Written problem:
Return only the number of lines holding the word "document".

— Start of Listed entries —

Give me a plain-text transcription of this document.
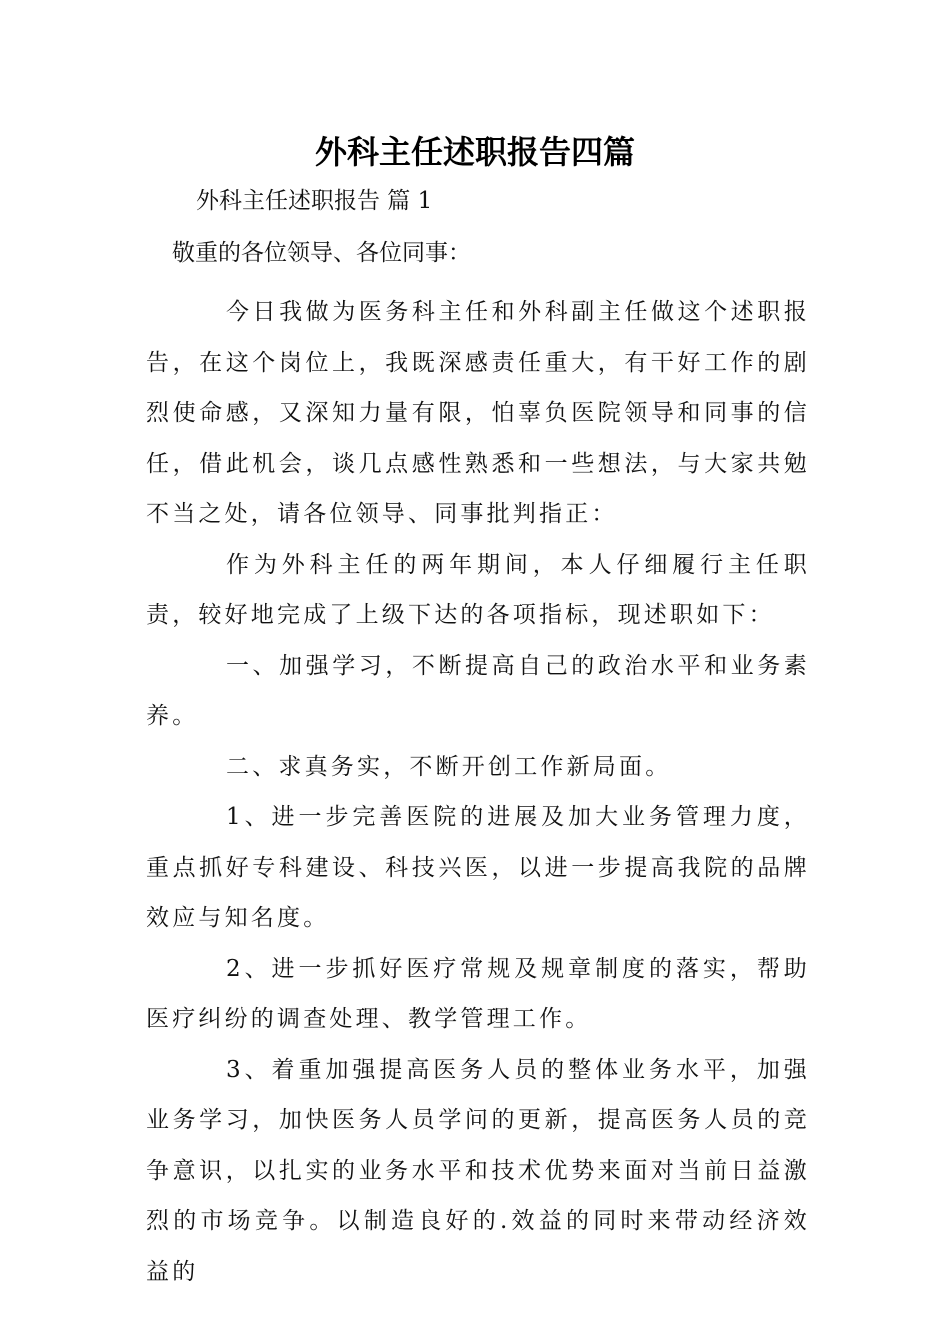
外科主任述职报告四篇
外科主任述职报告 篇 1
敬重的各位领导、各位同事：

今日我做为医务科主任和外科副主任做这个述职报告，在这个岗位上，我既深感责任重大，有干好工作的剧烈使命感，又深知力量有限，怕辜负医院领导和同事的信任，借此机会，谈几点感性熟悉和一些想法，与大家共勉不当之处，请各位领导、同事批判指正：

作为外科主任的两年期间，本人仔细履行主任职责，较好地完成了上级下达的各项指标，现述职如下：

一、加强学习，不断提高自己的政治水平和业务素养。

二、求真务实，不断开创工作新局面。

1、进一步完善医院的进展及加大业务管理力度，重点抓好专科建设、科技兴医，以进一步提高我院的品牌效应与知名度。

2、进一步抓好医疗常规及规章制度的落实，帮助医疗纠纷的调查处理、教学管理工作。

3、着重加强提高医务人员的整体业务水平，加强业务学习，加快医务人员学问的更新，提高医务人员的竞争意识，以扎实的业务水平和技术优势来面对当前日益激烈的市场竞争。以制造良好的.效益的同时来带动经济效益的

— End of Listed entries —
— Start of Listed entries —

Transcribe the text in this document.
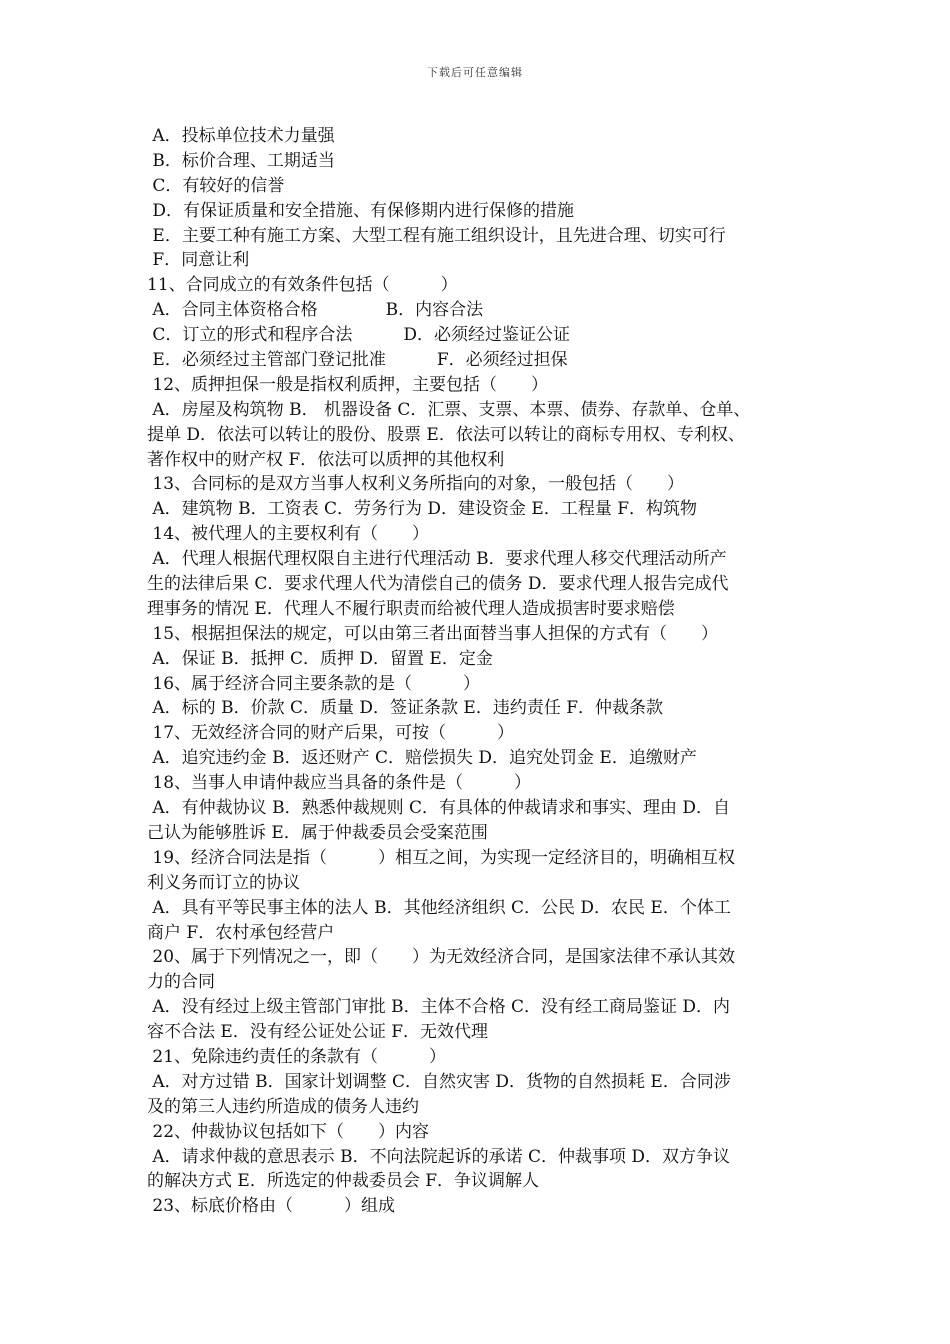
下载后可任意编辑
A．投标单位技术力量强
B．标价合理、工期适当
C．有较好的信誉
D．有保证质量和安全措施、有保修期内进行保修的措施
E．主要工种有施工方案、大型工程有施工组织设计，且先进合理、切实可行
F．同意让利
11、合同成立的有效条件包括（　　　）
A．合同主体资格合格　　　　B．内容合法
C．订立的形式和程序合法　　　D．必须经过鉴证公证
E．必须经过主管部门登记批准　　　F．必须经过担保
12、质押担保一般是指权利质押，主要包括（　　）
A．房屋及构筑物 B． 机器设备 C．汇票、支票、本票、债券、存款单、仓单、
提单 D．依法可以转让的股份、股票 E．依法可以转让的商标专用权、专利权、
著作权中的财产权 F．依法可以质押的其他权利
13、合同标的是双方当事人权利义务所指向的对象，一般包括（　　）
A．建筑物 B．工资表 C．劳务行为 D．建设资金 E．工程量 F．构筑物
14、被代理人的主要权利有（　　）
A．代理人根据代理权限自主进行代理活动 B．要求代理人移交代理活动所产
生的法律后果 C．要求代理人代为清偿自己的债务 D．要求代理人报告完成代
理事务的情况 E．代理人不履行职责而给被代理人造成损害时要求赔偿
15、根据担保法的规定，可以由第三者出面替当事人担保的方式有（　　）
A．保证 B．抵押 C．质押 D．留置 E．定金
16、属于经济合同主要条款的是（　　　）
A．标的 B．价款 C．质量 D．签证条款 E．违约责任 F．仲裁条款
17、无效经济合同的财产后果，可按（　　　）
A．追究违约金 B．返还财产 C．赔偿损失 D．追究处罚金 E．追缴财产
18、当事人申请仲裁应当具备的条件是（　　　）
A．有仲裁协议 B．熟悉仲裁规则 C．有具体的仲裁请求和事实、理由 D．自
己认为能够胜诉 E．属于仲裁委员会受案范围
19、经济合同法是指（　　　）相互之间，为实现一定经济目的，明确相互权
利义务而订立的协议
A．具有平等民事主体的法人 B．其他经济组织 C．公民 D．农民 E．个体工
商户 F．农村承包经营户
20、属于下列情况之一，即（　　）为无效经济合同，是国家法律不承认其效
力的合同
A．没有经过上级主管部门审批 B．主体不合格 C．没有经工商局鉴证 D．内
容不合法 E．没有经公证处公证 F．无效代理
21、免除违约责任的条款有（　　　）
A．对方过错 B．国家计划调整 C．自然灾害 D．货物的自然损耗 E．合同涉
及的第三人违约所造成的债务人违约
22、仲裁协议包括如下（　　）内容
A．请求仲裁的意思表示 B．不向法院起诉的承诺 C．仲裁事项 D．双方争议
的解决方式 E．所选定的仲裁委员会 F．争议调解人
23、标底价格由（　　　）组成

— End of Listed entries —

Result for this exercise:
2